Material to process.
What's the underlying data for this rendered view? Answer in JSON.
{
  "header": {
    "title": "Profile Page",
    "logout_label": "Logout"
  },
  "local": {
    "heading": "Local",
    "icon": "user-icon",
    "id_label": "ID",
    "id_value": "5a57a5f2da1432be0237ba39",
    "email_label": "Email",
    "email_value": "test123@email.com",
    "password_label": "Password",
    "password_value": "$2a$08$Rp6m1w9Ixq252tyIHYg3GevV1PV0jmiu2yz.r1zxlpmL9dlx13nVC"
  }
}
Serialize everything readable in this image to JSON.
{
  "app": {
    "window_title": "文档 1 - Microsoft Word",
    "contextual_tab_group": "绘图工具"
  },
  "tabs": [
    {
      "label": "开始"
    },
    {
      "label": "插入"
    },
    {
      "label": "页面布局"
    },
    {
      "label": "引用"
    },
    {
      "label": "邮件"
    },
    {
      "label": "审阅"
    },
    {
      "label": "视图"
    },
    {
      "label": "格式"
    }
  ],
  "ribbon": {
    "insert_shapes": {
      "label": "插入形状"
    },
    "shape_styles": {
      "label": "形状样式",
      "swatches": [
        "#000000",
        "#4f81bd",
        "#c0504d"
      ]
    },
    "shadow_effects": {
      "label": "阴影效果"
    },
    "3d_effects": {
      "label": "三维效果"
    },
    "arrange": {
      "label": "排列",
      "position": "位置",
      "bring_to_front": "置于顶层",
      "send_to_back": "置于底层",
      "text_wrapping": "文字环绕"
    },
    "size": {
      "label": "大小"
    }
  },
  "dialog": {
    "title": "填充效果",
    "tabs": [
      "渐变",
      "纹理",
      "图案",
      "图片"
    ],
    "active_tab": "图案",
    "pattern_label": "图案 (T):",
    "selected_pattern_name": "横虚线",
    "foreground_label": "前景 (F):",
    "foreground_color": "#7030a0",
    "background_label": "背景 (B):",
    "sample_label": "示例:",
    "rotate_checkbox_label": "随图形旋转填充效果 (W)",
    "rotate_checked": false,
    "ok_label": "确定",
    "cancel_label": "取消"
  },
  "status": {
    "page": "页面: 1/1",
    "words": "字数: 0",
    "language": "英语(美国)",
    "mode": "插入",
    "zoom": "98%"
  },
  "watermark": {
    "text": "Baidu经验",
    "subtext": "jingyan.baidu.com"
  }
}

Description of the task.
Every record above must be duplicated exactly.

Final result.
What's the underlying data for this rendered view? Answer in JSON.
{
  "header": {
    "title": "Profile Page",
    "logout_label": "Logout"
  },
  "local": {
    "heading": "Local",
    "icon": "user-icon",
    "id_label": "ID",
    "id_value": "5a57a5f2da1432be0237ba39",
    "email_label": "Email",
    "email_value": "test123@email.com",
    "password_label": "Password",
    "password_value": "$2a$08$Rp6m1w9Ixq252tyIHYg3GevV1PV0jmiu2yz.r1zxlpmL9dlx13nVC"
  }
}
Serialize everything readable in this image to JSON.
{
  "app": {
    "window_title": "文档 1 - Microsoft Word",
    "contextual_tab_group": "绘图工具"
  },
  "tabs": [
    {
      "label": "开始"
    },
    {
      "label": "插入"
    },
    {
      "label": "页面布局"
    },
    {
      "label": "引用"
    },
    {
      "label": "邮件"
    },
    {
      "label": "审阅"
    },
    {
      "label": "视图"
    },
    {
      "label": "格式"
    }
  ],
  "ribbon": {
    "insert_shapes": {
      "label": "插入形状"
    },
    "shape_styles": {
      "label": "形状样式",
      "swatches": [
        "#000000",
        "#4f81bd",
        "#c0504d"
      ]
    },
    "shadow_effects": {
      "label": "阴影效果"
    },
    "3d_effects": {
      "label": "三维效果"
    },
    "arrange": {
      "label": "排列",
      "position": "位置",
      "bring_to_front": "置于顶层",
      "send_to_back": "置于底层",
      "text_wrapping": "文字环绕"
    },
    "size": {
      "label": "大小"
    }
  },
  "dialog": {
    "title": "填充效果",
    "tabs": [
      "渐变",
      "纹理",
      "图案",
      "图片"
    ],
    "active_tab": "图案",
    "pattern_label": "图案 (T):",
    "selected_pattern_name": "横虚线",
    "foreground_label": "前景 (F):",
    "foreground_color": "#7030a0",
    "background_label": "背景 (B):",
    "sample_label": "示例:",
    "rotate_checkbox_label": "随图形旋转填充效果 (W)",
    "rotate_checked": false,
    "ok_label": "确定",
    "cancel_label": "取消"
  },
  "status": {
    "page": "页面: 1/1",
    "words": "字数: 0",
    "language": "英语(美国)",
    "mode": "插入",
    "zoom": "98%"
  },
  "watermark": {
    "text": "Baidu经验",
    "subtext": "jingyan.baidu.com"
  }
}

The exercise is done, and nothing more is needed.